PROVIDED DATA

******

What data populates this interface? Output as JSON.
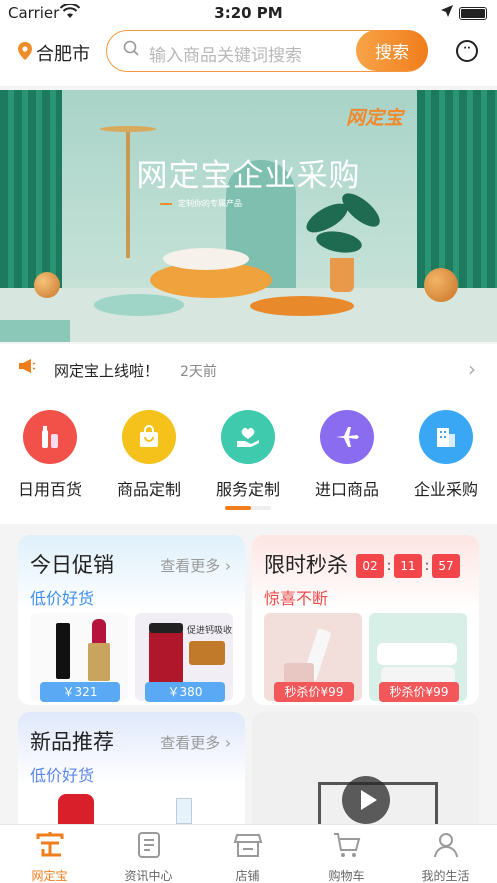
{
  "status_bar": {
    "carrier": "Carrier",
    "time": "3:20 PM"
  },
  "header": {
    "city": "合肥市",
    "search_placeholder": "输入商品关键词搜索",
    "search_button": "搜索",
    "message_icon": "chat-bubble-icon"
  },
  "banner": {
    "brand": "网定宝",
    "title": "网定宝企业采购",
    "subtitle": "定制你的专属产品"
  },
  "notice": {
    "text": "网定宝上线啦！",
    "time": "2天前"
  },
  "categories": [
    {
      "label": "日用百货",
      "icon": "daily-goods-icon",
      "color": "#f2514a"
    },
    {
      "label": "商品定制",
      "icon": "shopping-bag-icon",
      "color": "#f4c21a"
    },
    {
      "label": "服务定制",
      "icon": "heart-hand-icon",
      "color": "#3fc9ad"
    },
    {
      "label": "进口商品",
      "icon": "airplane-icon",
      "color": "#8a6cf0"
    },
    {
      "label": "企业采购",
      "icon": "building-icon",
      "color": "#3aa7f4"
    }
  ],
  "promo_today": {
    "title": "今日促销",
    "more": "查看更多",
    "subtitle": "低价好货",
    "prices": [
      "￥321",
      "￥380"
    ]
  },
  "flash_sale": {
    "title": "限时秒杀",
    "timer": [
      "02",
      "11",
      "57"
    ],
    "subtitle": "惊喜不断",
    "prices": [
      "秒杀价¥99",
      "秒杀价¥99"
    ]
  },
  "new_products": {
    "title": "新品推荐",
    "more": "查看更多",
    "subtitle": "低价好货"
  },
  "product_labels": {
    "calcium_tag": "促进钙吸收"
  },
  "tabbar": [
    {
      "label": "网定宝",
      "icon": "home-logo-icon",
      "active": true
    },
    {
      "label": "资讯中心",
      "icon": "news-icon",
      "active": false
    },
    {
      "label": "店铺",
      "icon": "store-icon",
      "active": false
    },
    {
      "label": "购物车",
      "icon": "cart-icon",
      "active": false
    },
    {
      "label": "我的生活",
      "icon": "profile-icon",
      "active": false
    }
  ]
}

******

TO DO
Each record above is to be restated exactly, with its pictures removed from the copy.

RESULT OF THE TASK
What data populates this interface? Output as JSON.
{
  "status_bar": {
    "carrier": "Carrier",
    "time": "3:20 PM"
  },
  "header": {
    "city": "合肥市",
    "search_placeholder": "输入商品关键词搜索",
    "search_button": "搜索",
    "message_icon": "chat-bubble-icon"
  },
  "banner": {
    "brand": "网定宝",
    "title": "网定宝企业采购",
    "subtitle": "定制你的专属产品"
  },
  "notice": {
    "text": "网定宝上线啦！",
    "time": "2天前"
  },
  "categories": [
    {
      "label": "日用百货",
      "icon": "daily-goods-icon",
      "color": "#f2514a"
    },
    {
      "label": "商品定制",
      "icon": "shopping-bag-icon",
      "color": "#f4c21a"
    },
    {
      "label": "服务定制",
      "icon": "heart-hand-icon",
      "color": "#3fc9ad"
    },
    {
      "label": "进口商品",
      "icon": "airplane-icon",
      "color": "#8a6cf0"
    },
    {
      "label": "企业采购",
      "icon": "building-icon",
      "color": "#3aa7f4"
    }
  ],
  "promo_today": {
    "title": "今日促销",
    "more": "查看更多",
    "subtitle": "低价好货",
    "prices": [
      "￥321",
      "￥380"
    ]
  },
  "flash_sale": {
    "title": "限时秒杀",
    "timer": [
      "02",
      "11",
      "57"
    ],
    "subtitle": "惊喜不断",
    "prices": [
      "秒杀价¥99",
      "秒杀价¥99"
    ]
  },
  "new_products": {
    "title": "新品推荐",
    "more": "查看更多",
    "subtitle": "低价好货"
  },
  "product_labels": {
    "calcium_tag": "促进钙吸收"
  },
  "tabbar": [
    {
      "label": "网定宝",
      "icon": "home-logo-icon",
      "active": true
    },
    {
      "label": "资讯中心",
      "icon": "news-icon",
      "active": false
    },
    {
      "label": "店铺",
      "icon": "store-icon",
      "active": false
    },
    {
      "label": "购物车",
      "icon": "cart-icon",
      "active": false
    },
    {
      "label": "我的生活",
      "icon": "profile-icon",
      "active": false
    }
  ]
}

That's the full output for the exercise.